Directive →
Copy the listing below word for word, starting at its first line and ending with the line that contains "top-left-decoration (270, 0, 310, 12)", including both of those lines.

(Some records)
* BEGIN *
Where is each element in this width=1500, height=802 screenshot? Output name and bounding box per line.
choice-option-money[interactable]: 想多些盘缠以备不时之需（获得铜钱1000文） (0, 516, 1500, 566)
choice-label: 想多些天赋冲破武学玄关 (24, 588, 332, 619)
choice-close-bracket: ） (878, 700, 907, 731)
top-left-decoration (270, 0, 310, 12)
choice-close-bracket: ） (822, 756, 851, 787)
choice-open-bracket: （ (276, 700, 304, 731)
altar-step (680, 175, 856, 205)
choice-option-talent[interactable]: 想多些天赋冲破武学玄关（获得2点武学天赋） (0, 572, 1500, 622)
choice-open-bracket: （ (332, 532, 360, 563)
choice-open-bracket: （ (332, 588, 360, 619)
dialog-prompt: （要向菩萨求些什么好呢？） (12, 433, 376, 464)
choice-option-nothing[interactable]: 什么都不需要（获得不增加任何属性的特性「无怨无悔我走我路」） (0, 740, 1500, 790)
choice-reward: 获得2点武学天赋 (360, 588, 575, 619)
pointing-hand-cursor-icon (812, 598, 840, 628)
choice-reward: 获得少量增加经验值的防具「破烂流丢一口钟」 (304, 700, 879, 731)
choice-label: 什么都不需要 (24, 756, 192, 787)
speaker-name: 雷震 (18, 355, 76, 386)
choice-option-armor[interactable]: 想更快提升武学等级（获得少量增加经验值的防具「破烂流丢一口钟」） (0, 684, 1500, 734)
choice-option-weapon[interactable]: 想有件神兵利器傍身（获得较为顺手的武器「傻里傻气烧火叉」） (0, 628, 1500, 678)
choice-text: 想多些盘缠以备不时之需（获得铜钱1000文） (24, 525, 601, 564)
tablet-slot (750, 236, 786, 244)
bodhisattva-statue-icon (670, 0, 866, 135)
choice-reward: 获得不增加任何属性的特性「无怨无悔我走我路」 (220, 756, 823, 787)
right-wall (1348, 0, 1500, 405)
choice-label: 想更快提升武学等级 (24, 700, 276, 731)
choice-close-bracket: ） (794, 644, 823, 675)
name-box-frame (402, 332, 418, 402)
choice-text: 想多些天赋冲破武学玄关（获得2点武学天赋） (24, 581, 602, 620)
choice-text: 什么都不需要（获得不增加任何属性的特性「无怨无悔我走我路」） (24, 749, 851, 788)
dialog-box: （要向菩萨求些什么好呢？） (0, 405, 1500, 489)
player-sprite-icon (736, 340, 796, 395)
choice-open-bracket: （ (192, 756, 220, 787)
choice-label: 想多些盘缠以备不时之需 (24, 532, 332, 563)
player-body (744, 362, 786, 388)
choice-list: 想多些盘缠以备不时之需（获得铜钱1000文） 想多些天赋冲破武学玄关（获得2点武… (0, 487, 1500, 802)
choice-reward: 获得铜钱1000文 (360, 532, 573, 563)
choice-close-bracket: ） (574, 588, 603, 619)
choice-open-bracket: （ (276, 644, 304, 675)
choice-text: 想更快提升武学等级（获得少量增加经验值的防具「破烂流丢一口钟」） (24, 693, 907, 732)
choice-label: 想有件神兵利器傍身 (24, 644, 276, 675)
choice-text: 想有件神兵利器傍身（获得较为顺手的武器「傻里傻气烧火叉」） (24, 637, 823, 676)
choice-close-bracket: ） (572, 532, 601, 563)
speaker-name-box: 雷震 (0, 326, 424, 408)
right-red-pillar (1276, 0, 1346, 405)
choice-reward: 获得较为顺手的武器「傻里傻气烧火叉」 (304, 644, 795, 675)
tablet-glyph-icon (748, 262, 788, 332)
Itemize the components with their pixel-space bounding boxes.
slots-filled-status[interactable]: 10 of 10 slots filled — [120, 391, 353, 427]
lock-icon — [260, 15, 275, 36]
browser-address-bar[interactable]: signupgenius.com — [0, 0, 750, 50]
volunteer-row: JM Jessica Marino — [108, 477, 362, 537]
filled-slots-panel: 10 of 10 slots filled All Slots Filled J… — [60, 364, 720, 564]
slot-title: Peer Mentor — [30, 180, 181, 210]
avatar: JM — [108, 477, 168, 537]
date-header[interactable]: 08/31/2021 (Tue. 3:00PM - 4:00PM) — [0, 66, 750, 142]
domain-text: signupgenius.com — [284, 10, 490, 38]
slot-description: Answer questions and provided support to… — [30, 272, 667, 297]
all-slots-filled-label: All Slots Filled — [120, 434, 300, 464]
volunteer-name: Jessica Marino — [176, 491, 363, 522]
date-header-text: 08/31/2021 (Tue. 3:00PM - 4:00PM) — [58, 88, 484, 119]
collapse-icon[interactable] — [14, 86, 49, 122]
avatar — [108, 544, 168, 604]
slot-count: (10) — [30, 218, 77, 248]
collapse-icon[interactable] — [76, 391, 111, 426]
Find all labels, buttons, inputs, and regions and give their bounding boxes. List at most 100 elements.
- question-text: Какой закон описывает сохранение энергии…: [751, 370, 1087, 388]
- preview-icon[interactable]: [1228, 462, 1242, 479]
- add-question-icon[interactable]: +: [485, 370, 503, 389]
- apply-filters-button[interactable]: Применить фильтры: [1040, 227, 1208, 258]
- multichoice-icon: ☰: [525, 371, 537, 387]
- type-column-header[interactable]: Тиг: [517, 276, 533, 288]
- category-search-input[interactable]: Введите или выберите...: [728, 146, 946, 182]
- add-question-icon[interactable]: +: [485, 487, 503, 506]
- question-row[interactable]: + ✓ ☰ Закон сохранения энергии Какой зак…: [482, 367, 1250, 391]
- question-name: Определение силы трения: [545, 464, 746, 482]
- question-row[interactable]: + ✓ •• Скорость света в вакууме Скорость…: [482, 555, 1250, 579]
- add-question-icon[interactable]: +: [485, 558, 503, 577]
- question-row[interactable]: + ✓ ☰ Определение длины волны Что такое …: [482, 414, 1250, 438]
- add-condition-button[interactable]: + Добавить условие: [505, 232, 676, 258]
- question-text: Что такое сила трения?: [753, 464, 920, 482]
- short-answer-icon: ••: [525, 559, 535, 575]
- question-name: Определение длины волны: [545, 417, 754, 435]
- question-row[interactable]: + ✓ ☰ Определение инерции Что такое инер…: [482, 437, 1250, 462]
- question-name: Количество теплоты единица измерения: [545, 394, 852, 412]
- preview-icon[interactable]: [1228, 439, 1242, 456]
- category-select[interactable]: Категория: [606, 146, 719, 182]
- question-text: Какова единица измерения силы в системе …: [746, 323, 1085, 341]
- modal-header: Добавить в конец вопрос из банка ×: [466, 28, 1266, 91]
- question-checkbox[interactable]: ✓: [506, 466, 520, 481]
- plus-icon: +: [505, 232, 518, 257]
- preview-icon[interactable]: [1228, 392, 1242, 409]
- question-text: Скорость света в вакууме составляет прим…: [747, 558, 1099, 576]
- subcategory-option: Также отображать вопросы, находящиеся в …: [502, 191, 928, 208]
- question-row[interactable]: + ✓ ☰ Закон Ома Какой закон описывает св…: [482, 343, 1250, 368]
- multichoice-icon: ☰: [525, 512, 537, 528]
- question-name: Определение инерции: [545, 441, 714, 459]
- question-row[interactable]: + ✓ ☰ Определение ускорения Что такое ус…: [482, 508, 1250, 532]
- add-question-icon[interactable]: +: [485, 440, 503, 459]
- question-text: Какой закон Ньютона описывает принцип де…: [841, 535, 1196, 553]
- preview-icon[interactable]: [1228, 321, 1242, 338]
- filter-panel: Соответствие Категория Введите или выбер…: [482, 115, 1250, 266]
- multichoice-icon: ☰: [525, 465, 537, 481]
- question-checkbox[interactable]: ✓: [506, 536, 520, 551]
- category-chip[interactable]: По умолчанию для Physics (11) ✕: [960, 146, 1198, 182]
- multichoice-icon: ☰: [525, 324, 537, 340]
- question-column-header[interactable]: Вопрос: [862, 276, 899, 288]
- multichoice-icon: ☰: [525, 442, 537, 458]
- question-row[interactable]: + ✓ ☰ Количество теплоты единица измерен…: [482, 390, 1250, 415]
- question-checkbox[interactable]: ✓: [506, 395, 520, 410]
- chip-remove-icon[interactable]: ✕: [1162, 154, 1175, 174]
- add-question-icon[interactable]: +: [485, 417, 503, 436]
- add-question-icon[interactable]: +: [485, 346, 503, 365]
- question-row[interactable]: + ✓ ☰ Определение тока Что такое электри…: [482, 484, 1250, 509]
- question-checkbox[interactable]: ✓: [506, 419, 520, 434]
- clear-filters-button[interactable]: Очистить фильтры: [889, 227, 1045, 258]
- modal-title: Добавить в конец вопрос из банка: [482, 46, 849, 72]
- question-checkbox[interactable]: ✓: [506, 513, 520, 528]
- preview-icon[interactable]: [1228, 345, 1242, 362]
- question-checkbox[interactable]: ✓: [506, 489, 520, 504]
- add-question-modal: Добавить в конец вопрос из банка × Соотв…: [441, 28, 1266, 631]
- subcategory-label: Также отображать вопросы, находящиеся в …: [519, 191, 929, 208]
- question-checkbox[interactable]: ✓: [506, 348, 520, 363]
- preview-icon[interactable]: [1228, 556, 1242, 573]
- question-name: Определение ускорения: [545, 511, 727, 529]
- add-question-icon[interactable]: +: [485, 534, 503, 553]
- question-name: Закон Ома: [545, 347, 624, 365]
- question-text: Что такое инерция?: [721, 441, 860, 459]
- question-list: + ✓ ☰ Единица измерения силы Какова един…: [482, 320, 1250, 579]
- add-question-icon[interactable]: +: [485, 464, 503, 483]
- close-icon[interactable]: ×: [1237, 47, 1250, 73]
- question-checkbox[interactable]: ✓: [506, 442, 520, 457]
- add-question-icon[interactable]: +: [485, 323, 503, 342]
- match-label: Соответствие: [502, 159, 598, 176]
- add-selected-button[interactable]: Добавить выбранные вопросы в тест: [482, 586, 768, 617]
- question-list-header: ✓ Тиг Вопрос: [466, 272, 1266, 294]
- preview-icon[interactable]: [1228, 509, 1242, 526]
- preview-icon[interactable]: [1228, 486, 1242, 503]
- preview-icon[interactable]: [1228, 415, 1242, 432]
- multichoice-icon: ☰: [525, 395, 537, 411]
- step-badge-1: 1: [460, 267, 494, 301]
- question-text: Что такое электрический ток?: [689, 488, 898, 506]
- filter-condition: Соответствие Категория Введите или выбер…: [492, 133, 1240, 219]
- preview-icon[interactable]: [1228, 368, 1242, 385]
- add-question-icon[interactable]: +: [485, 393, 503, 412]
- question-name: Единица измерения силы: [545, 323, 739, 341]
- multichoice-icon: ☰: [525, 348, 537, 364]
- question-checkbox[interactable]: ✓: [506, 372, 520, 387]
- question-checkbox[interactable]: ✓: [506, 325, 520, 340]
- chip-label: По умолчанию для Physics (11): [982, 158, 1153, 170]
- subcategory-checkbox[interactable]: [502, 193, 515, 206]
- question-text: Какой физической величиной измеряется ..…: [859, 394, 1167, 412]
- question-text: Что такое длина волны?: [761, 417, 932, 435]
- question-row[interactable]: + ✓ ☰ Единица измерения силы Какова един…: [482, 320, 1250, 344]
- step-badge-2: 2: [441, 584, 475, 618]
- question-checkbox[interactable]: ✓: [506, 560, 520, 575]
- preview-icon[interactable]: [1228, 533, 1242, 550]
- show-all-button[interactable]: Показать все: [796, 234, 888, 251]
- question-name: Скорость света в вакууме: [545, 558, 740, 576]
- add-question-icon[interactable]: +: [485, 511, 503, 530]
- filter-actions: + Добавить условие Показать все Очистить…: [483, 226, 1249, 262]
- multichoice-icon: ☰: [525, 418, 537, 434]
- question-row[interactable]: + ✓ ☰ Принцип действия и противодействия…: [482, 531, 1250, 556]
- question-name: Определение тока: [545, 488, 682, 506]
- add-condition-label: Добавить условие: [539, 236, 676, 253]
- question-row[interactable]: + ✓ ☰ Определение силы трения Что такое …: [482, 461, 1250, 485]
* END *
The result →
Where is each element in this width=1500, height=802 screenshot? Output name and bounding box per line.
choice-option-money[interactable]: 想多些盘缠以备不时之需（获得铜钱1000文） (0, 516, 1500, 566)
choice-label: 想多些天赋冲破武学玄关 (24, 588, 332, 619)
choice-close-bracket: ） (878, 700, 907, 731)
top-left-decoration (270, 0, 310, 12)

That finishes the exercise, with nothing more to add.